[start]
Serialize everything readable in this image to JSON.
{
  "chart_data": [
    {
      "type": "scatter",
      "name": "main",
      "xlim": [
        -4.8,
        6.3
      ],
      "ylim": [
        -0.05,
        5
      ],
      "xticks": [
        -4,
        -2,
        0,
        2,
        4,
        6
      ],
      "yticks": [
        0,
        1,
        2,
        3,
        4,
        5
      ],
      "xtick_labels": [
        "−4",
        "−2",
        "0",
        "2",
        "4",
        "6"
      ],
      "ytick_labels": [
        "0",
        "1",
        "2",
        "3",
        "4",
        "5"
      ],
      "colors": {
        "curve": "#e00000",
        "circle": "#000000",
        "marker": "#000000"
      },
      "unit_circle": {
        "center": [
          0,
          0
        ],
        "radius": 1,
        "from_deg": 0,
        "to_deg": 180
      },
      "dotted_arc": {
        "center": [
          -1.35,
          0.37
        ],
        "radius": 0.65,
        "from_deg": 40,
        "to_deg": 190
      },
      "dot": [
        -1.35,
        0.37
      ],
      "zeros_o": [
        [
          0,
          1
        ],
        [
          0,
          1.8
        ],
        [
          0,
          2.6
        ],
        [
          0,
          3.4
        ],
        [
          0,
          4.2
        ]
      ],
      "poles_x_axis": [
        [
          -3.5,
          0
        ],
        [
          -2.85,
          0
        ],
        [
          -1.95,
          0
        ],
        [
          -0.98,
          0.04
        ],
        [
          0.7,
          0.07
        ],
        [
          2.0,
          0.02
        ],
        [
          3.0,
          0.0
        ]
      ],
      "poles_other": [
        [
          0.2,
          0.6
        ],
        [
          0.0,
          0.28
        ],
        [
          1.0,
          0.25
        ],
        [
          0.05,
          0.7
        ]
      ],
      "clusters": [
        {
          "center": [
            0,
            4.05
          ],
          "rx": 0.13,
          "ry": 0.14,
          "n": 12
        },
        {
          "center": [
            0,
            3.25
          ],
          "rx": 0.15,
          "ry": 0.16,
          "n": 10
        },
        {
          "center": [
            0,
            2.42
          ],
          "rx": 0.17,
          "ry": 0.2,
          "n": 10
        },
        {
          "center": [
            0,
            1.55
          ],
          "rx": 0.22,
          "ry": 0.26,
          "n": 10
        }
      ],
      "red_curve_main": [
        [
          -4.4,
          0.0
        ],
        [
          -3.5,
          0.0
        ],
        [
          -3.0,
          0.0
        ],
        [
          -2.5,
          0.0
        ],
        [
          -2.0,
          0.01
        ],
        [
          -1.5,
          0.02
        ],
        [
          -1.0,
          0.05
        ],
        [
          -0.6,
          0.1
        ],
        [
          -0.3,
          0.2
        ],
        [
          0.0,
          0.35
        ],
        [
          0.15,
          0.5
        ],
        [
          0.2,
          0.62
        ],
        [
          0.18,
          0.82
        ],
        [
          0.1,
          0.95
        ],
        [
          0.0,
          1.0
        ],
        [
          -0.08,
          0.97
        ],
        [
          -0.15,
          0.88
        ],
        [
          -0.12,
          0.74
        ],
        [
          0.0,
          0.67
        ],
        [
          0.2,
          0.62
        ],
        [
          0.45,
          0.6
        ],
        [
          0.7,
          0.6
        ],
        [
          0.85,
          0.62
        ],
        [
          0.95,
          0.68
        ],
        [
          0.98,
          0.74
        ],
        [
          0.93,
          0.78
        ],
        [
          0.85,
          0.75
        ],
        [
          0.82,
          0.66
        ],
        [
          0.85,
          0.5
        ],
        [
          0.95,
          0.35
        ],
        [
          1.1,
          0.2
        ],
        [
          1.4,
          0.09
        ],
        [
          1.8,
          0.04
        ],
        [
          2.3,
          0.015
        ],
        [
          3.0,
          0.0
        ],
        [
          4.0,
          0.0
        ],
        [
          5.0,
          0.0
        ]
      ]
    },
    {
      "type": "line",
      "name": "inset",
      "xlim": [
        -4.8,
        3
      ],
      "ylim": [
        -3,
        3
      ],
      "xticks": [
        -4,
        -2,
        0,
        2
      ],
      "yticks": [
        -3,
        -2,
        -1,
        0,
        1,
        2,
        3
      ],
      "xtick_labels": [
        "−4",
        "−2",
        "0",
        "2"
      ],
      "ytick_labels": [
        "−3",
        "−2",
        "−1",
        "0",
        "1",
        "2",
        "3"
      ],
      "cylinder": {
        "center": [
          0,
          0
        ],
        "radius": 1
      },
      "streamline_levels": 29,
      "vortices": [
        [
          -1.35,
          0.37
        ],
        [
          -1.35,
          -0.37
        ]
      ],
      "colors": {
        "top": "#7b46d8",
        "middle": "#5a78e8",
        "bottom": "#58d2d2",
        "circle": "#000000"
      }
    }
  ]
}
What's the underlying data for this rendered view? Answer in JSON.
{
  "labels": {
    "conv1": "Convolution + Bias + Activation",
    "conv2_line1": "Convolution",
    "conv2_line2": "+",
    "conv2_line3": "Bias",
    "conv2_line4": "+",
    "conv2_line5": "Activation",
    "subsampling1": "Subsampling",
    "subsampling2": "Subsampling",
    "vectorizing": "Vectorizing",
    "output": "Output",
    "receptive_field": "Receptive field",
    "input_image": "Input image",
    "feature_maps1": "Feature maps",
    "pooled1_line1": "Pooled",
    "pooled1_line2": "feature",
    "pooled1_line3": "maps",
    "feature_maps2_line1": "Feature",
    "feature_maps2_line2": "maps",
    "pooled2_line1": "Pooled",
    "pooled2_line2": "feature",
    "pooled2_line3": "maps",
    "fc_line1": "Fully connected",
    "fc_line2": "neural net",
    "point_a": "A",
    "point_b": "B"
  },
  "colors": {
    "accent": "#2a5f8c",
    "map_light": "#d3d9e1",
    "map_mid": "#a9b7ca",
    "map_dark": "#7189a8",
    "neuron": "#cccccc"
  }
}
[end]
#### WHAT TO PRODUCE:
All entries shown above should be printed again exactly.

#### OUTPUT FOR THIS EXERCISE:
Serialize everything readable in this image to JSON.
{
  "chart_data": [
    {
      "type": "scatter",
      "name": "main",
      "xlim": [
        -4.8,
        6.3
      ],
      "ylim": [
        -0.05,
        5
      ],
      "xticks": [
        -4,
        -2,
        0,
        2,
        4,
        6
      ],
      "yticks": [
        0,
        1,
        2,
        3,
        4,
        5
      ],
      "xtick_labels": [
        "−4",
        "−2",
        "0",
        "2",
        "4",
        "6"
      ],
      "ytick_labels": [
        "0",
        "1",
        "2",
        "3",
        "4",
        "5"
      ],
      "colors": {
        "curve": "#e00000",
        "circle": "#000000",
        "marker": "#000000"
      },
      "unit_circle": {
        "center": [
          0,
          0
        ],
        "radius": 1,
        "from_deg": 0,
        "to_deg": 180
      },
      "dotted_arc": {
        "center": [
          -1.35,
          0.37
        ],
        "radius": 0.65,
        "from_deg": 40,
        "to_deg": 190
      },
      "dot": [
        -1.35,
        0.37
      ],
      "zeros_o": [
        [
          0,
          1
        ],
        [
          0,
          1.8
        ],
        [
          0,
          2.6
        ],
        [
          0,
          3.4
        ],
        [
          0,
          4.2
        ]
      ],
      "poles_x_axis": [
        [
          -3.5,
          0
        ],
        [
          -2.85,
          0
        ],
        [
          -1.95,
          0
        ],
        [
          -0.98,
          0.04
        ],
        [
          0.7,
          0.07
        ],
        [
          2.0,
          0.02
        ],
        [
          3.0,
          0.0
        ]
      ],
      "poles_other": [
        [
          0.2,
          0.6
        ],
        [
          0.0,
          0.28
        ],
        [
          1.0,
          0.25
        ],
        [
          0.05,
          0.7
        ]
      ],
      "clusters": [
        {
          "center": [
            0,
            4.05
          ],
          "rx": 0.13,
          "ry": 0.14,
          "n": 12
        },
        {
          "center": [
            0,
            3.25
          ],
          "rx": 0.15,
          "ry": 0.16,
          "n": 10
        },
        {
          "center": [
            0,
            2.42
          ],
          "rx": 0.17,
          "ry": 0.2,
          "n": 10
        },
        {
          "center": [
            0,
            1.55
          ],
          "rx": 0.22,
          "ry": 0.26,
          "n": 10
        }
      ],
      "red_curve_main": [
        [
          -4.4,
          0.0
        ],
        [
          -3.5,
          0.0
        ],
        [
          -3.0,
          0.0
        ],
        [
          -2.5,
          0.0
        ],
        [
          -2.0,
          0.01
        ],
        [
          -1.5,
          0.02
        ],
        [
          -1.0,
          0.05
        ],
        [
          -0.6,
          0.1
        ],
        [
          -0.3,
          0.2
        ],
        [
          0.0,
          0.35
        ],
        [
          0.15,
          0.5
        ],
        [
          0.2,
          0.62
        ],
        [
          0.18,
          0.82
        ],
        [
          0.1,
          0.95
        ],
        [
          0.0,
          1.0
        ],
        [
          -0.08,
          0.97
        ],
        [
          -0.15,
          0.88
        ],
        [
          -0.12,
          0.74
        ],
        [
          0.0,
          0.67
        ],
        [
          0.2,
          0.62
        ],
        [
          0.45,
          0.6
        ],
        [
          0.7,
          0.6
        ],
        [
          0.85,
          0.62
        ],
        [
          0.95,
          0.68
        ],
        [
          0.98,
          0.74
        ],
        [
          0.93,
          0.78
        ],
        [
          0.85,
          0.75
        ],
        [
          0.82,
          0.66
        ],
        [
          0.85,
          0.5
        ],
        [
          0.95,
          0.35
        ],
        [
          1.1,
          0.2
        ],
        [
          1.4,
          0.09
        ],
        [
          1.8,
          0.04
        ],
        [
          2.3,
          0.015
        ],
        [
          3.0,
          0.0
        ],
        [
          4.0,
          0.0
        ],
        [
          5.0,
          0.0
        ]
      ]
    },
    {
      "type": "line",
      "name": "inset",
      "xlim": [
        -4.8,
        3
      ],
      "ylim": [
        -3,
        3
      ],
      "xticks": [
        -4,
        -2,
        0,
        2
      ],
      "yticks": [
        -3,
        -2,
        -1,
        0,
        1,
        2,
        3
      ],
      "xtick_labels": [
        "−4",
        "−2",
        "0",
        "2"
      ],
      "ytick_labels": [
        "−3",
        "−2",
        "−1",
        "0",
        "1",
        "2",
        "3"
      ],
      "cylinder": {
        "center": [
          0,
          0
        ],
        "radius": 1
      },
      "streamline_levels": 29,
      "vortices": [
        [
          -1.35,
          0.37
        ],
        [
          -1.35,
          -0.37
        ]
      ],
      "colors": {
        "top": "#7b46d8",
        "middle": "#5a78e8",
        "bottom": "#58d2d2",
        "circle": "#000000"
      }
    }
  ]
}
What's the underlying data for this rendered view? Answer in JSON.
{
  "labels": {
    "conv1": "Convolution + Bias + Activation",
    "conv2_line1": "Convolution",
    "conv2_line2": "+",
    "conv2_line3": "Bias",
    "conv2_line4": "+",
    "conv2_line5": "Activation",
    "subsampling1": "Subsampling",
    "subsampling2": "Subsampling",
    "vectorizing": "Vectorizing",
    "output": "Output",
    "receptive_field": "Receptive field",
    "input_image": "Input image",
    "feature_maps1": "Feature maps",
    "pooled1_line1": "Pooled",
    "pooled1_line2": "feature",
    "pooled1_line3": "maps",
    "feature_maps2_line1": "Feature",
    "feature_maps2_line2": "maps",
    "pooled2_line1": "Pooled",
    "pooled2_line2": "feature",
    "pooled2_line3": "maps",
    "fc_line1": "Fully connected",
    "fc_line2": "neural net",
    "point_a": "A",
    "point_b": "B"
  },
  "colors": {
    "accent": "#2a5f8c",
    "map_light": "#d3d9e1",
    "map_mid": "#a9b7ca",
    "map_dark": "#7189a8",
    "neuron": "#cccccc"
  }
}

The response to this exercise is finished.